+++ Excerpted data +++

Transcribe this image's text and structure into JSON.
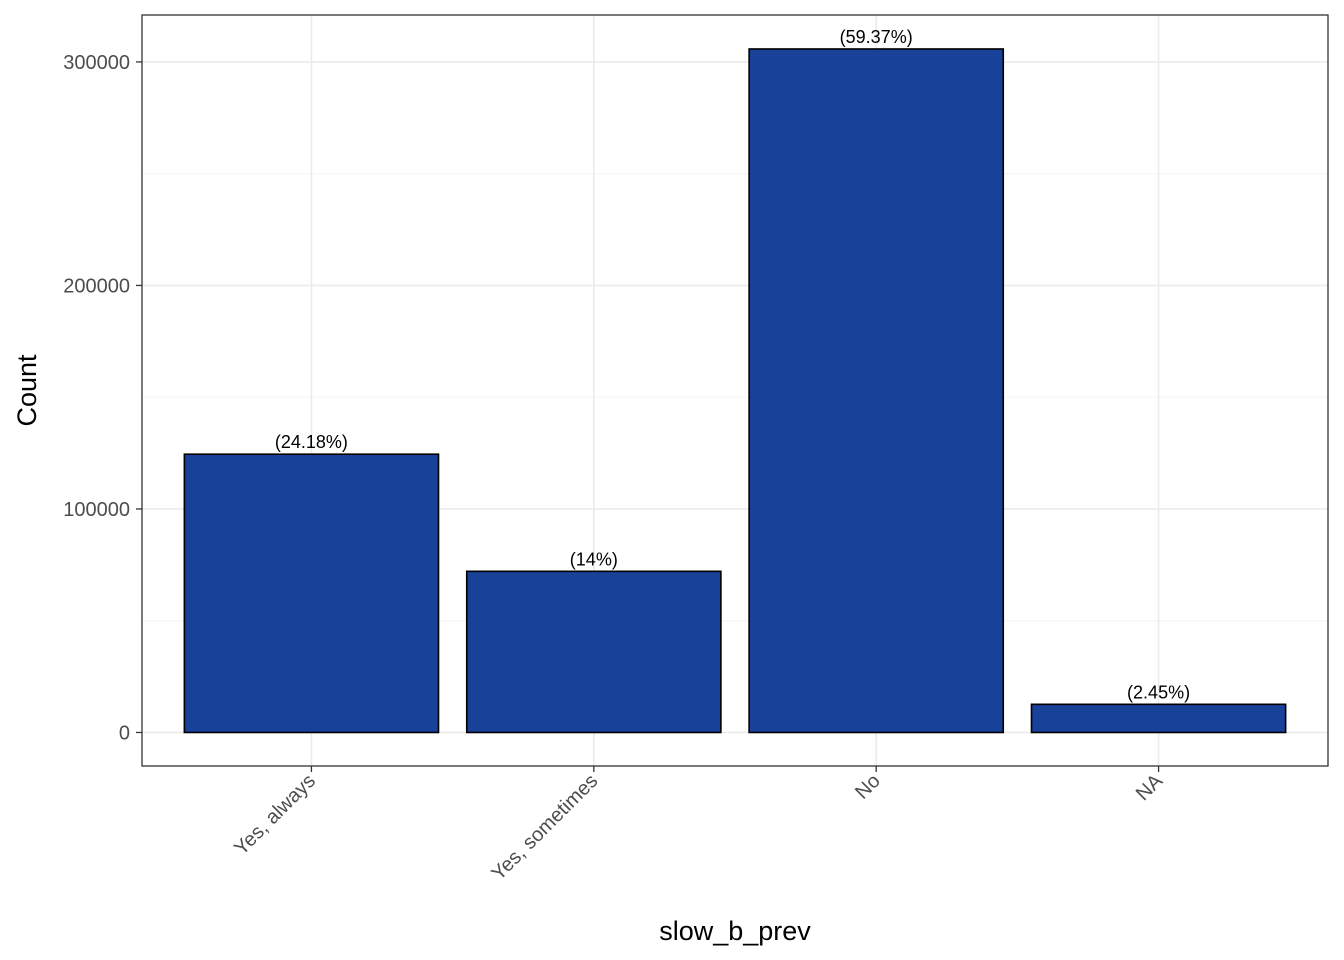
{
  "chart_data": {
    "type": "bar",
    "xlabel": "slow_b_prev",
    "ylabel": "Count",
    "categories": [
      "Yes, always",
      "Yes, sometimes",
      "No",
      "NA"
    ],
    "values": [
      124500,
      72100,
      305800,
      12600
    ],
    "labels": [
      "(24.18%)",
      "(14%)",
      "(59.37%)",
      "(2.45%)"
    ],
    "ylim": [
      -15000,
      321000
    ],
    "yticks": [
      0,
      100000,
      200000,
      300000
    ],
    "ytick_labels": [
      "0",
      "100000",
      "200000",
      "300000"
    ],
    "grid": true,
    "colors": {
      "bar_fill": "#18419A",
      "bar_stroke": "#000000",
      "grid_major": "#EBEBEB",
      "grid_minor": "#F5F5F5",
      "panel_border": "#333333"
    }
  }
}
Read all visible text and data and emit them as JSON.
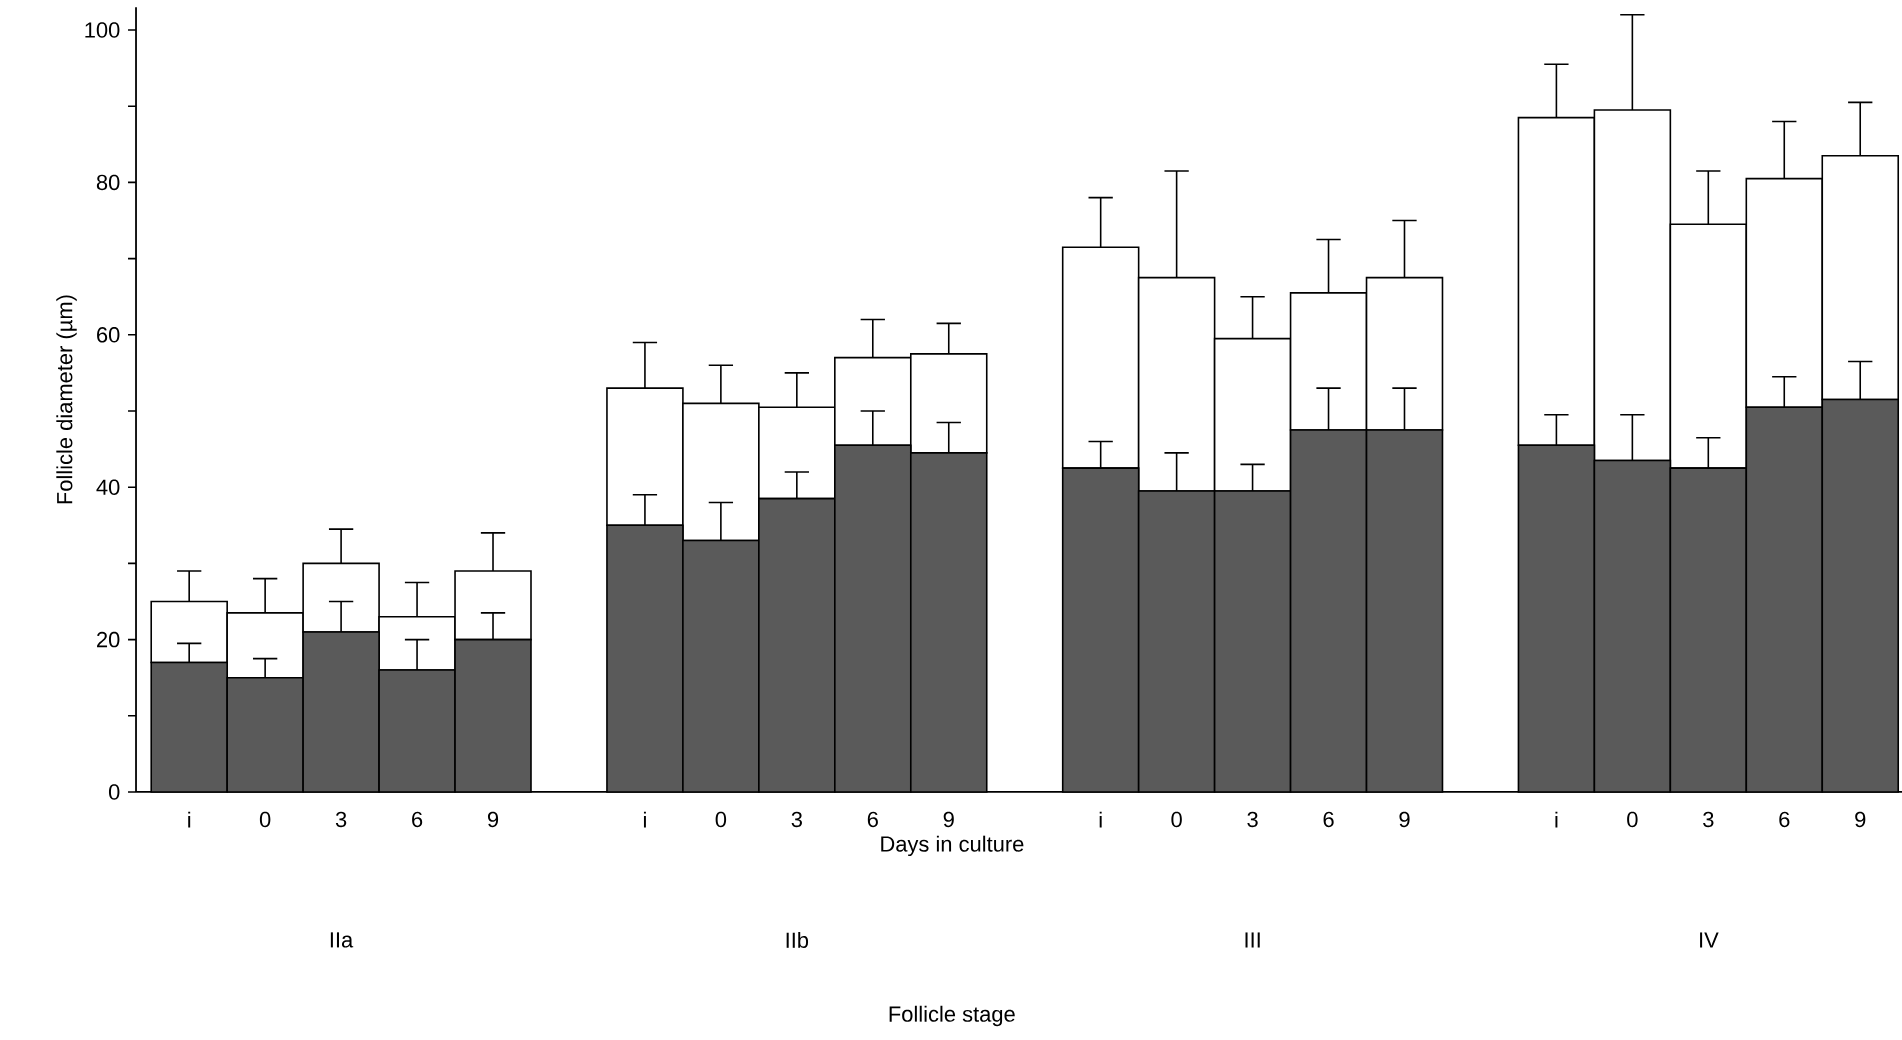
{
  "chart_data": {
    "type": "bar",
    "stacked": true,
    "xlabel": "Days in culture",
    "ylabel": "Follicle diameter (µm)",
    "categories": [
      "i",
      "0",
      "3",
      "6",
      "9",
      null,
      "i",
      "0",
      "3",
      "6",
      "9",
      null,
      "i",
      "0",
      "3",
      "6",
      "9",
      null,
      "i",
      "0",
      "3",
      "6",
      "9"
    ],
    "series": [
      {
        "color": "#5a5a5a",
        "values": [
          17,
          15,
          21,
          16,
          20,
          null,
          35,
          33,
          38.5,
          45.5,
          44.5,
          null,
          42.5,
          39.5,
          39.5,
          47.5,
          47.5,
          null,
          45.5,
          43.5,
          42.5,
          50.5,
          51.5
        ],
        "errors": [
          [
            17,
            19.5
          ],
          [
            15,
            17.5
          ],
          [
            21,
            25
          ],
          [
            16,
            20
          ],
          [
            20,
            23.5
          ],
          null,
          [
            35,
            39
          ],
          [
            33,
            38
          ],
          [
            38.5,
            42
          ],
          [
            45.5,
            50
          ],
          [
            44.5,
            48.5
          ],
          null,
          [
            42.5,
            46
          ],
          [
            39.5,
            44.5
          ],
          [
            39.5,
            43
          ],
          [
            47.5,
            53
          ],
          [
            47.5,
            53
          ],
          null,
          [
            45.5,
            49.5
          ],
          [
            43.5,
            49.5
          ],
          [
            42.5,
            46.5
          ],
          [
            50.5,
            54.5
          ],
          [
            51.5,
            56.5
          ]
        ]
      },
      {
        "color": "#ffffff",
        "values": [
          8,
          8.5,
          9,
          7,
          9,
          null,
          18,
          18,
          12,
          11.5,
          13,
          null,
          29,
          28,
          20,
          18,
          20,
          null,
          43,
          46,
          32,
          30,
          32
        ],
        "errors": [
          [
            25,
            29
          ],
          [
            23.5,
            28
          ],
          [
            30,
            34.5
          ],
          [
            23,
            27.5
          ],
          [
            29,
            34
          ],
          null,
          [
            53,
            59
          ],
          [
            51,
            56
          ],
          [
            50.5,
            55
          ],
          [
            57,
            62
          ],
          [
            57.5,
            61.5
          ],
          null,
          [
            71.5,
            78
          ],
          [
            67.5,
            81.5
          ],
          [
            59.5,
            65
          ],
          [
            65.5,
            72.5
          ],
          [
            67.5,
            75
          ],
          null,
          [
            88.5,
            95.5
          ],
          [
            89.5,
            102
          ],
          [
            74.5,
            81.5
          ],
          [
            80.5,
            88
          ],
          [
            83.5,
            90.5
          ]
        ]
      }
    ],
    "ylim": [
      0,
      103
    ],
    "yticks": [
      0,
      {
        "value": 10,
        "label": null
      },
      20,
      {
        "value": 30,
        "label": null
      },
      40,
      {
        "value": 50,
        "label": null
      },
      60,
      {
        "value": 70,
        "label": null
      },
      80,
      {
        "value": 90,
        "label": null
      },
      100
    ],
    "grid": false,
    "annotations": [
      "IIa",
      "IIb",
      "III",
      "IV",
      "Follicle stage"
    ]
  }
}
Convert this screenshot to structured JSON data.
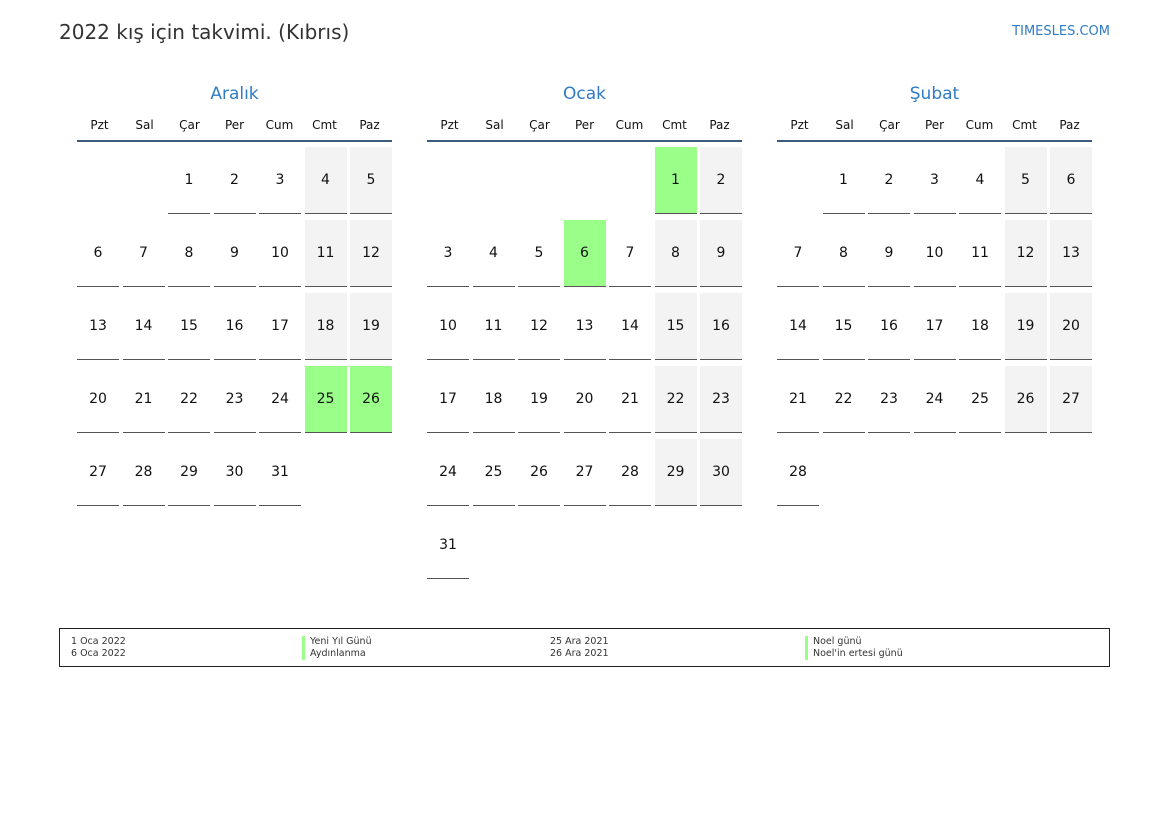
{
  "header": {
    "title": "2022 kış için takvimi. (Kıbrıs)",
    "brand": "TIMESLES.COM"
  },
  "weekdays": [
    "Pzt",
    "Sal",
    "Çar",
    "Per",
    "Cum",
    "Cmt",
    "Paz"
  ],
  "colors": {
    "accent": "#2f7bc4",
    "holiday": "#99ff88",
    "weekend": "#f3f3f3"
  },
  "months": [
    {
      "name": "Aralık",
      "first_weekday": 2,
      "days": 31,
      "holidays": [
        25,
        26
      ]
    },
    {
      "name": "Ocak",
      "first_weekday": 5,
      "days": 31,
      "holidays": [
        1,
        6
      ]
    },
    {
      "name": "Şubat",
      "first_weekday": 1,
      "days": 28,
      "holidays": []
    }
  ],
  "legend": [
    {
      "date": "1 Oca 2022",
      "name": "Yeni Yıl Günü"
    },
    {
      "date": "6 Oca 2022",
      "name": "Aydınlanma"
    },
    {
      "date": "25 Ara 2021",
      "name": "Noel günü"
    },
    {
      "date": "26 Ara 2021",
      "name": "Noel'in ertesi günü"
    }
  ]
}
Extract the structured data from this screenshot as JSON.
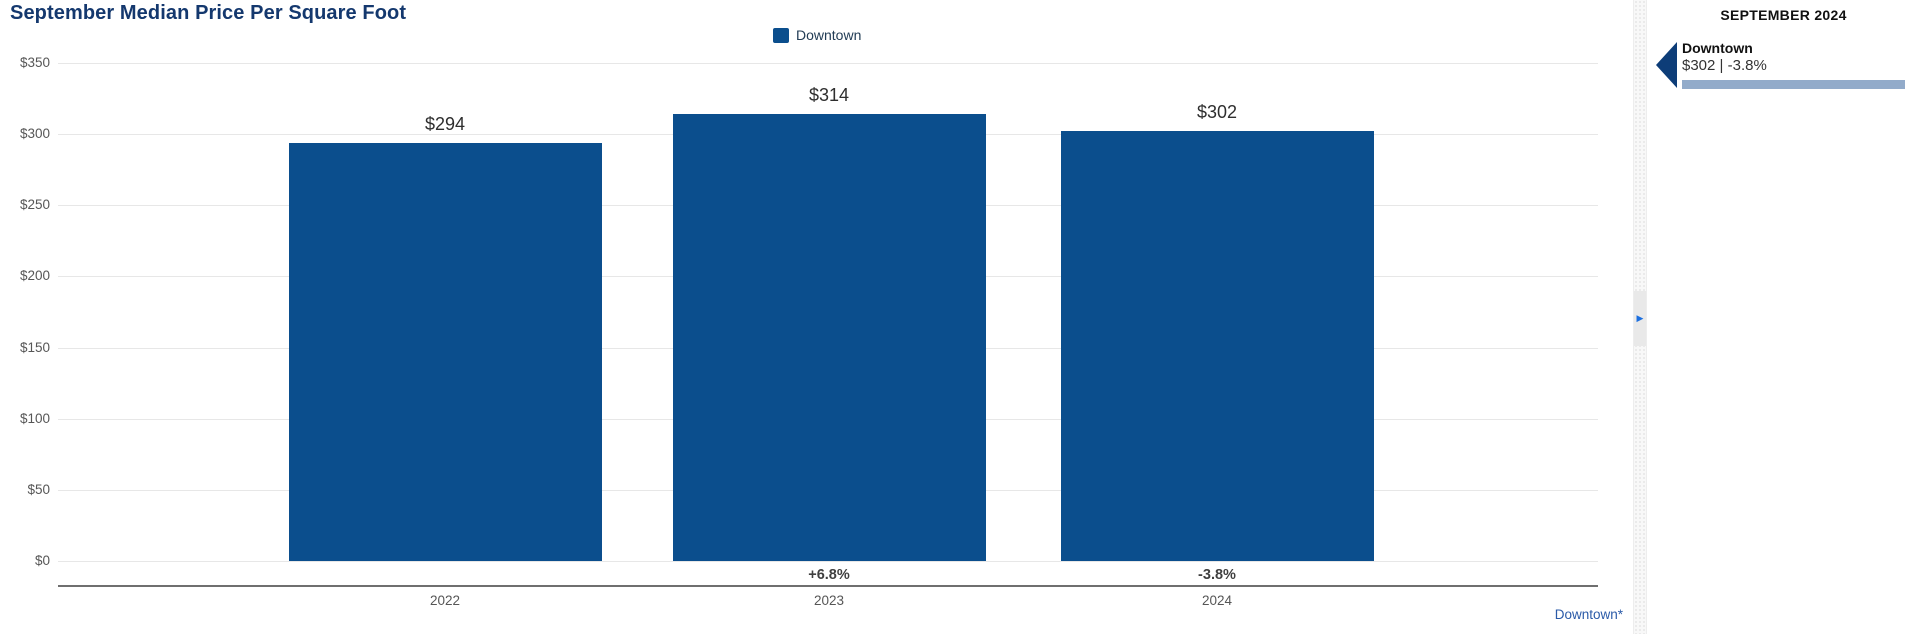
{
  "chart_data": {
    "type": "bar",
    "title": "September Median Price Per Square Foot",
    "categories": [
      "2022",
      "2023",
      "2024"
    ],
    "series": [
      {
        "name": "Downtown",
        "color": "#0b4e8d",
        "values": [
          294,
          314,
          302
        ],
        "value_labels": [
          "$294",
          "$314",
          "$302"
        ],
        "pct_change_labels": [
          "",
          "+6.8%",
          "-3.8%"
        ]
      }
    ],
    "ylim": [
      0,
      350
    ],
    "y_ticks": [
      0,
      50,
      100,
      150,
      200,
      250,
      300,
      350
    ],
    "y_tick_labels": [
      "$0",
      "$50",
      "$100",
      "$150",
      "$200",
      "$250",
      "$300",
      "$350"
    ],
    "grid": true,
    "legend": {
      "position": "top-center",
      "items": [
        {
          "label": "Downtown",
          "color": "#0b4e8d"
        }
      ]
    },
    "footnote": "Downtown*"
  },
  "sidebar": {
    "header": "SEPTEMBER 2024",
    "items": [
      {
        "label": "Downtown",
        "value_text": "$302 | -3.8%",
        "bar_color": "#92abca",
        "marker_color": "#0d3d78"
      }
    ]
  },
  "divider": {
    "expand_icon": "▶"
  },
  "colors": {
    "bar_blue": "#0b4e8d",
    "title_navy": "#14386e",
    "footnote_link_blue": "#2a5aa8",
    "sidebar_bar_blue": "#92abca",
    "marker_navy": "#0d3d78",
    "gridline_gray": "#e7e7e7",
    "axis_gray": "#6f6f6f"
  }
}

+++

- _Your goal_: Scan the material above for the word "structured". Copy each line where it occurs.

- _Correct response_:
Convert this screenshot to structured JSON data.
Extract the structured data from this screenshot as JSON.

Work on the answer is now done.